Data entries

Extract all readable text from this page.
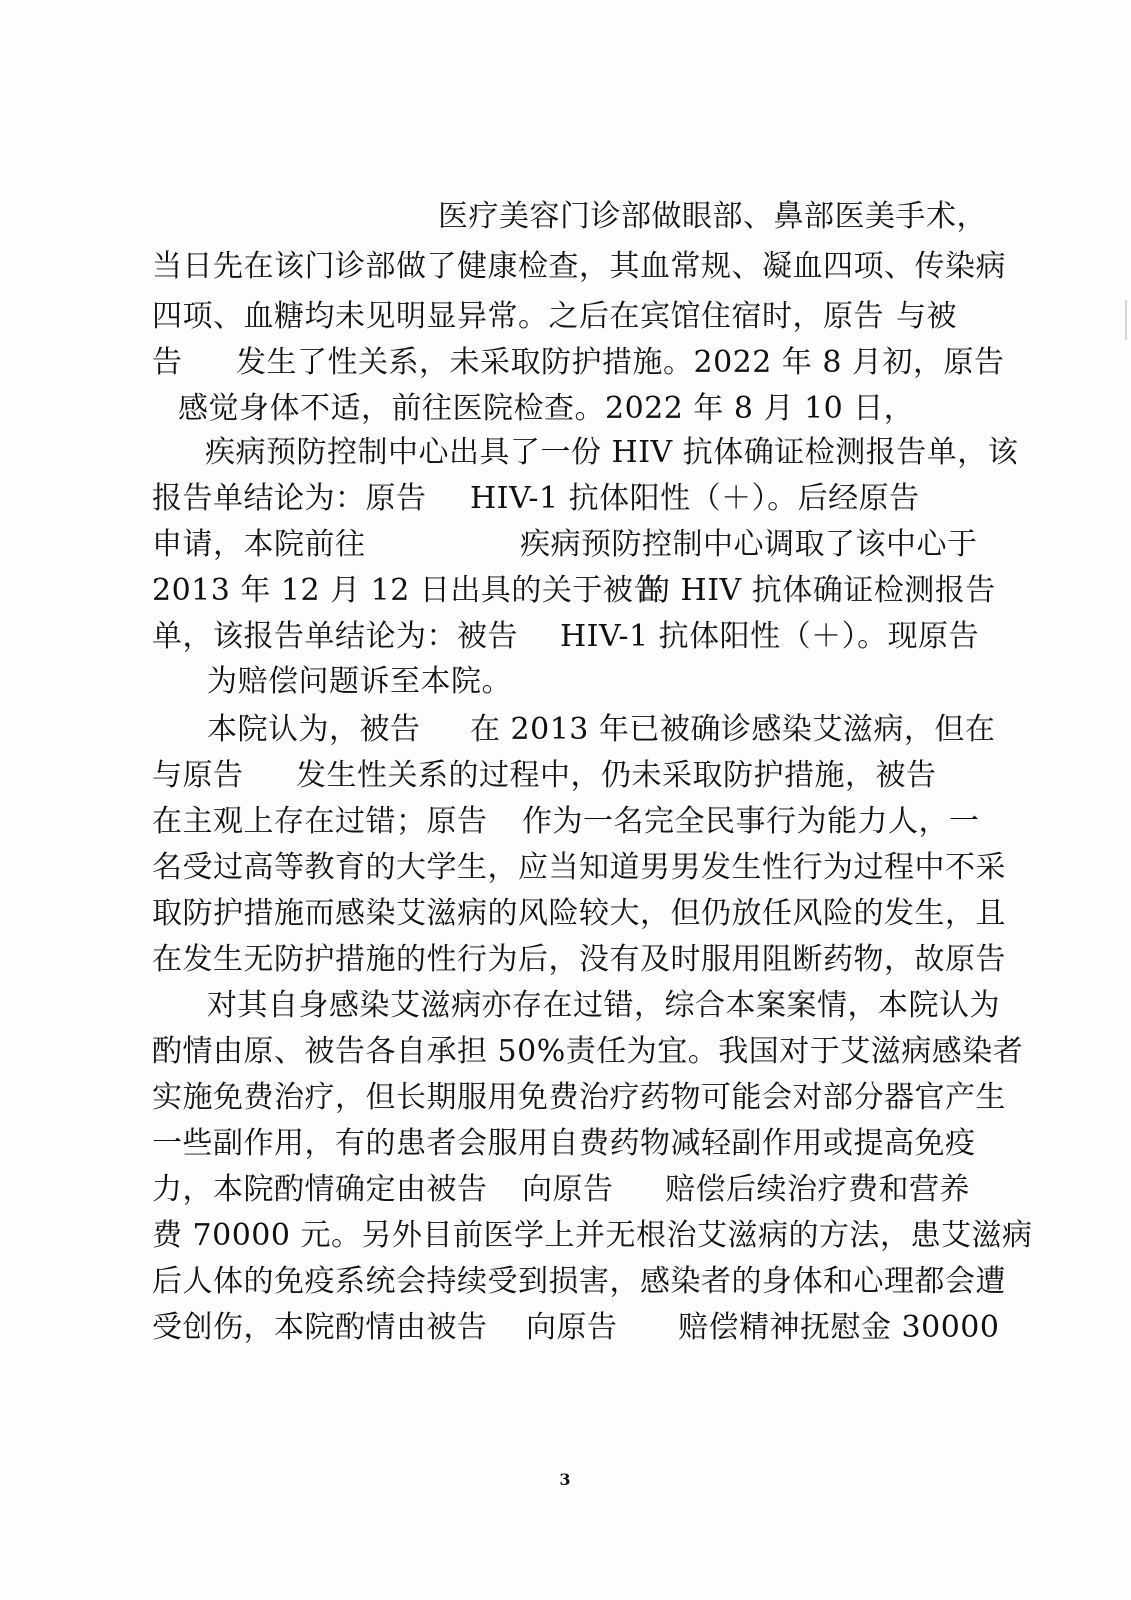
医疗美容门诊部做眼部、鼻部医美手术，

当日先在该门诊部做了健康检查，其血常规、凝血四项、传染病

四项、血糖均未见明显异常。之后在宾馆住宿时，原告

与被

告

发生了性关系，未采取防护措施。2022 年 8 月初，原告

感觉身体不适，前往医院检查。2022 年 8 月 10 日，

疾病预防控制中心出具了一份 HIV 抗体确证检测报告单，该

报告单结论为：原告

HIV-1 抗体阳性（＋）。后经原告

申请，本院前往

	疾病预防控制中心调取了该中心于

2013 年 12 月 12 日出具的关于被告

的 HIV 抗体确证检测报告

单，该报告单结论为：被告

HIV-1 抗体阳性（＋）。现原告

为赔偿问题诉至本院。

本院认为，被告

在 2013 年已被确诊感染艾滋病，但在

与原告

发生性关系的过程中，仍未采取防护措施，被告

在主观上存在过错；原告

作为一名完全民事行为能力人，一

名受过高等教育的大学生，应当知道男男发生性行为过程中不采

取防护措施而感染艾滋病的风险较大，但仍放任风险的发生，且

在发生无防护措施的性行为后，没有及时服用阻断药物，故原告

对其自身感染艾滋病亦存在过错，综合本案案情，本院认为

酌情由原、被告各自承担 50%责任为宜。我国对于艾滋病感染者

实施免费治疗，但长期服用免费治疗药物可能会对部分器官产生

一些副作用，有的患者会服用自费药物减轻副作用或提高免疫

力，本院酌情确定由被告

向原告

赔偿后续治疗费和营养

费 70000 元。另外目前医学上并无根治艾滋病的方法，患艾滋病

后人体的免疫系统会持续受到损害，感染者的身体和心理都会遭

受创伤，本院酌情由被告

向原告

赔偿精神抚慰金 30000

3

---

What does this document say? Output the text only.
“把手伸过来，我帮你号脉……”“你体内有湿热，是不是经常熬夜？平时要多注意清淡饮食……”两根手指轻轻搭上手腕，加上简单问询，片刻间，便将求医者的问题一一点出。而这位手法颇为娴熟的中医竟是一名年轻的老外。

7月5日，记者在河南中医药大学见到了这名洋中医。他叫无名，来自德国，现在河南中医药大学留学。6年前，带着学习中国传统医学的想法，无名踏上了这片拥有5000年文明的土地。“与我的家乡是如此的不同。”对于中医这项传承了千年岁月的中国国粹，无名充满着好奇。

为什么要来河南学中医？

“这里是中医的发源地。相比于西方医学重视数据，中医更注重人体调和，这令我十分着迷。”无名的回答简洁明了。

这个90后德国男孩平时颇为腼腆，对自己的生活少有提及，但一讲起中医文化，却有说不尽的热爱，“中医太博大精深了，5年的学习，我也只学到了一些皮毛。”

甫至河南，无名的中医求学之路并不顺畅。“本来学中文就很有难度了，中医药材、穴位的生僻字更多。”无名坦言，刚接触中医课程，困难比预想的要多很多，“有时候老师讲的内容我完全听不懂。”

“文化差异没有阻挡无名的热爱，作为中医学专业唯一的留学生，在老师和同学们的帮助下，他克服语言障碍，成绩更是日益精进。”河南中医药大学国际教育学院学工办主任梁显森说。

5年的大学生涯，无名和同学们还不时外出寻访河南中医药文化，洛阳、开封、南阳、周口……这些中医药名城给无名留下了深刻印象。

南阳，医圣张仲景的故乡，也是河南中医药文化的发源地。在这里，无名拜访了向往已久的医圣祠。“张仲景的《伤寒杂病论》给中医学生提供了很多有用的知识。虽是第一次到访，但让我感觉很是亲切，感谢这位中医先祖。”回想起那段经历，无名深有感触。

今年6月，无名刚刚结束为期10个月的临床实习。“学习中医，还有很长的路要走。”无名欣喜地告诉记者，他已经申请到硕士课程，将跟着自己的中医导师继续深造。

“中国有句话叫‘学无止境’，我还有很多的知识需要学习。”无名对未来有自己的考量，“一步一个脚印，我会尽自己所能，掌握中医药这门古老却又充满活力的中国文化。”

REQUIRED TASK:
Search the records for the word "text", then list every line that has it.

TASK OUTPUT:
Extract all readable text from this page.
What does this document say? Output the text only.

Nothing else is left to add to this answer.